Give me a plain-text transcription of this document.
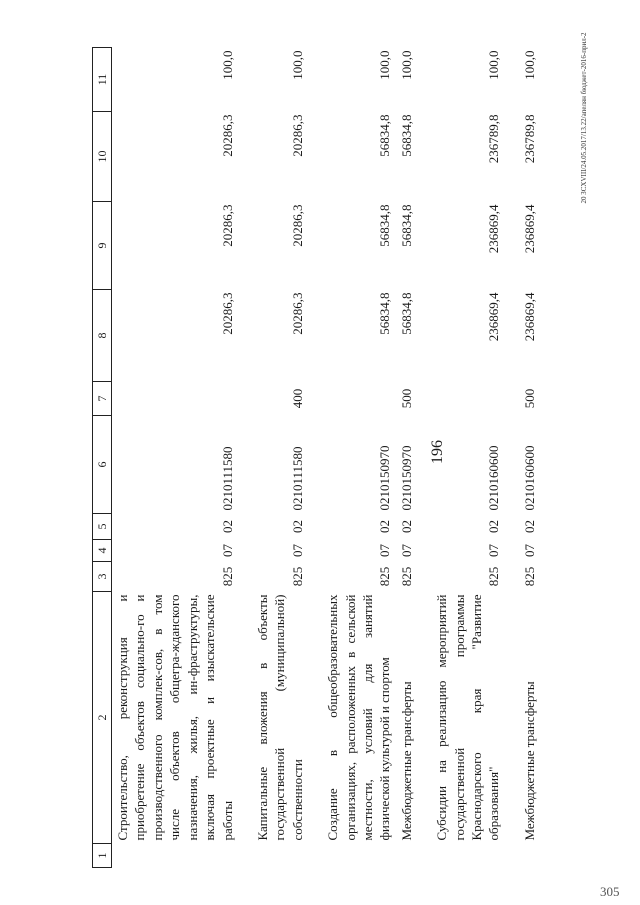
196
20 ЗСXVIII/24.05.2017/13.22/апелян бюджет-2016-прил-2
305
1	2	3	4	5	6	7	8	9	10	11
	Строительство, реконструкция и приобретение объектов социально-го и производственного комплек-сов, в том числе объектов общегра-жданского назначения, жилья, ин-фраструктуры, включая проектные и изыскательские работы	825	07	02	0210111580		20286,3	20286,3	20286,3	100,0

	Капитальные вложения в объекты государственной (муниципальной) собственности	825	07	02	0210111580	400	20286,3	20286,3	20286,3	100,0

	Создание в общеобразовательных организациях, расположенных в сельской местности, условий для занятий физической культурой и спортом	825	07	02	0210150970		56834,8	56834,8	56834,8	100,0
	Межбюджетные трансферты	825	07	02	0210150970	500	56834,8	56834,8	56834,8	100,0

	Субсидии на реализацию мероприятий государственной программы Краснодарского края "Развитие образования"	825	07	02	0210160600		236869,4	236869,4	236789,8	100,0

	Межбюджетные трансферты	825	07	02	0210160600	500	236869,4	236869,4	236789,8	100,0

────

• [Written instruction]: Locate the string "государственной" in the listing above and copy every line where it occurs.

• [Written response]:
	Капитальные вложения в объекты государственной (муниципальной) собственности	825	07	02	0210111580	400	20286,3	20286,3	20286,3	100,0
	Субсидии на реализацию мероприятий государственной программы Краснодарского края "Развитие образования"	825	07	02	0210160600		236869,4	236869,4	236789,8	100,0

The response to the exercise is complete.